# WORK REQUIRED
Retype the listing that follows, exactly as written.

--- GIVEN ENTRIES ---

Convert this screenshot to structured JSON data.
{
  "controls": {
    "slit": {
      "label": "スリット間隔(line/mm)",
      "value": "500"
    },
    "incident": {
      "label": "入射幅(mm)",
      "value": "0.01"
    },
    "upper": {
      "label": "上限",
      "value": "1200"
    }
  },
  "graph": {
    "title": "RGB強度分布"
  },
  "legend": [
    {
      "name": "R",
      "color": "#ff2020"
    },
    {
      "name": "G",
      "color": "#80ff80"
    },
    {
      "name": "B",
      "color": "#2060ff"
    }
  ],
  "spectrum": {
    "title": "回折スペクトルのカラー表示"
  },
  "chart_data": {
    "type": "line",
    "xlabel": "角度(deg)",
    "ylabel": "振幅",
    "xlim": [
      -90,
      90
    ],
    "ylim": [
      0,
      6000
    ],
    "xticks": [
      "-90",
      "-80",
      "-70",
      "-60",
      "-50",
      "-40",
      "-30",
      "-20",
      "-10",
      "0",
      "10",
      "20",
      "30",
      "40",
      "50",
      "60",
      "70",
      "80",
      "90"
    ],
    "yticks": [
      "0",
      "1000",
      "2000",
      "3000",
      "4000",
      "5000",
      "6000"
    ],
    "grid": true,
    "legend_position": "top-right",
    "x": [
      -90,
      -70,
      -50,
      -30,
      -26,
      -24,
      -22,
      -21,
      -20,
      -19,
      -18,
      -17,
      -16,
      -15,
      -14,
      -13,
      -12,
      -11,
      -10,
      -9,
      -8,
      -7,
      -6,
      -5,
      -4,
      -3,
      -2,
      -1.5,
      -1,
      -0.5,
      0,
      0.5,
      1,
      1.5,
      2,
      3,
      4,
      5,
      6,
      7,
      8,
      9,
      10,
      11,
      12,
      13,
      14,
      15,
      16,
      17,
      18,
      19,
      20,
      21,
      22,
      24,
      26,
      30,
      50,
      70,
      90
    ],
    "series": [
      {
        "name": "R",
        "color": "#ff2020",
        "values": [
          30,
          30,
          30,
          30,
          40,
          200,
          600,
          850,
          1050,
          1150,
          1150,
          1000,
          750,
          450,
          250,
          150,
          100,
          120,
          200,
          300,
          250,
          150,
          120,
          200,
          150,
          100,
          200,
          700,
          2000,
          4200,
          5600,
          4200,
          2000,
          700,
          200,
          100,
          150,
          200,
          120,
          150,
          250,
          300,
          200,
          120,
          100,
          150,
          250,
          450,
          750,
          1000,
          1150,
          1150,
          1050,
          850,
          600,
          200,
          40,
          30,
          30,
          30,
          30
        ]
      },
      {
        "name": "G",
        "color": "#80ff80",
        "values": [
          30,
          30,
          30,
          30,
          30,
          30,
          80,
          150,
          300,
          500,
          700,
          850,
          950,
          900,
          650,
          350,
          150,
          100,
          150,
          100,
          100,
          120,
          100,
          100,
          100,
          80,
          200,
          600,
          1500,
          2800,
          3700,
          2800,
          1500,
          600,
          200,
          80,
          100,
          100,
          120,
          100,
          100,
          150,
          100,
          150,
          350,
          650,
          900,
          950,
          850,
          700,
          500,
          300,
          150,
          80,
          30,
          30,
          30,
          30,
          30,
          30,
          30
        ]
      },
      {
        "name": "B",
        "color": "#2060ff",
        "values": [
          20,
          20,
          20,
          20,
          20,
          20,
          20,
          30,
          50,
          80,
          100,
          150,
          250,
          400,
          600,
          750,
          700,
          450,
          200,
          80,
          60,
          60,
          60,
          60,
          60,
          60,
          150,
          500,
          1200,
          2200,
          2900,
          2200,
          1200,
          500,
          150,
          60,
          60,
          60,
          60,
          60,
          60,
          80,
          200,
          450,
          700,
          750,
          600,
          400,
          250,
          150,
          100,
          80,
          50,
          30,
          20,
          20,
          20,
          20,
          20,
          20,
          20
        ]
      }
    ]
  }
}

---

# TASK RESPONSE
Convert this screenshot to structured JSON data.
{
  "controls": {
    "slit": {
      "label": "スリット間隔(line/mm)",
      "value": "500"
    },
    "incident": {
      "label": "入射幅(mm)",
      "value": "0.01"
    },
    "upper": {
      "label": "上限",
      "value": "1200"
    }
  },
  "graph": {
    "title": "RGB強度分布"
  },
  "legend": [
    {
      "name": "R",
      "color": "#ff2020"
    },
    {
      "name": "G",
      "color": "#80ff80"
    },
    {
      "name": "B",
      "color": "#2060ff"
    }
  ],
  "spectrum": {
    "title": "回折スペクトルのカラー表示"
  },
  "chart_data": {
    "type": "line",
    "xlabel": "角度(deg)",
    "ylabel": "振幅",
    "xlim": [
      -90,
      90
    ],
    "ylim": [
      0,
      6000
    ],
    "xticks": [
      "-90",
      "-80",
      "-70",
      "-60",
      "-50",
      "-40",
      "-30",
      "-20",
      "-10",
      "0",
      "10",
      "20",
      "30",
      "40",
      "50",
      "60",
      "70",
      "80",
      "90"
    ],
    "yticks": [
      "0",
      "1000",
      "2000",
      "3000",
      "4000",
      "5000",
      "6000"
    ],
    "grid": true,
    "legend_position": "top-right",
    "x": [
      -90,
      -70,
      -50,
      -30,
      -26,
      -24,
      -22,
      -21,
      -20,
      -19,
      -18,
      -17,
      -16,
      -15,
      -14,
      -13,
      -12,
      -11,
      -10,
      -9,
      -8,
      -7,
      -6,
      -5,
      -4,
      -3,
      -2,
      -1.5,
      -1,
      -0.5,
      0,
      0.5,
      1,
      1.5,
      2,
      3,
      4,
      5,
      6,
      7,
      8,
      9,
      10,
      11,
      12,
      13,
      14,
      15,
      16,
      17,
      18,
      19,
      20,
      21,
      22,
      24,
      26,
      30,
      50,
      70,
      90
    ],
    "series": [
      {
        "name": "R",
        "color": "#ff2020",
        "values": [
          30,
          30,
          30,
          30,
          40,
          200,
          600,
          850,
          1050,
          1150,
          1150,
          1000,
          750,
          450,
          250,
          150,
          100,
          120,
          200,
          300,
          250,
          150,
          120,
          200,
          150,
          100,
          200,
          700,
          2000,
          4200,
          5600,
          4200,
          2000,
          700,
          200,
          100,
          150,
          200,
          120,
          150,
          250,
          300,
          200,
          120,
          100,
          150,
          250,
          450,
          750,
          1000,
          1150,
          1150,
          1050,
          850,
          600,
          200,
          40,
          30,
          30,
          30,
          30
        ]
      },
      {
        "name": "G",
        "color": "#80ff80",
        "values": [
          30,
          30,
          30,
          30,
          30,
          30,
          80,
          150,
          300,
          500,
          700,
          850,
          950,
          900,
          650,
          350,
          150,
          100,
          150,
          100,
          100,
          120,
          100,
          100,
          100,
          80,
          200,
          600,
          1500,
          2800,
          3700,
          2800,
          1500,
          600,
          200,
          80,
          100,
          100,
          120,
          100,
          100,
          150,
          100,
          150,
          350,
          650,
          900,
          950,
          850,
          700,
          500,
          300,
          150,
          80,
          30,
          30,
          30,
          30,
          30,
          30,
          30
        ]
      },
      {
        "name": "B",
        "color": "#2060ff",
        "values": [
          20,
          20,
          20,
          20,
          20,
          20,
          20,
          30,
          50,
          80,
          100,
          150,
          250,
          400,
          600,
          750,
          700,
          450,
          200,
          80,
          60,
          60,
          60,
          60,
          60,
          60,
          150,
          500,
          1200,
          2200,
          2900,
          2200,
          1200,
          500,
          150,
          60,
          60,
          60,
          60,
          60,
          60,
          80,
          200,
          450,
          700,
          750,
          600,
          400,
          250,
          150,
          100,
          80,
          50,
          30,
          20,
          20,
          20,
          20,
          20,
          20,
          20
        ]
      }
    ]
  }
}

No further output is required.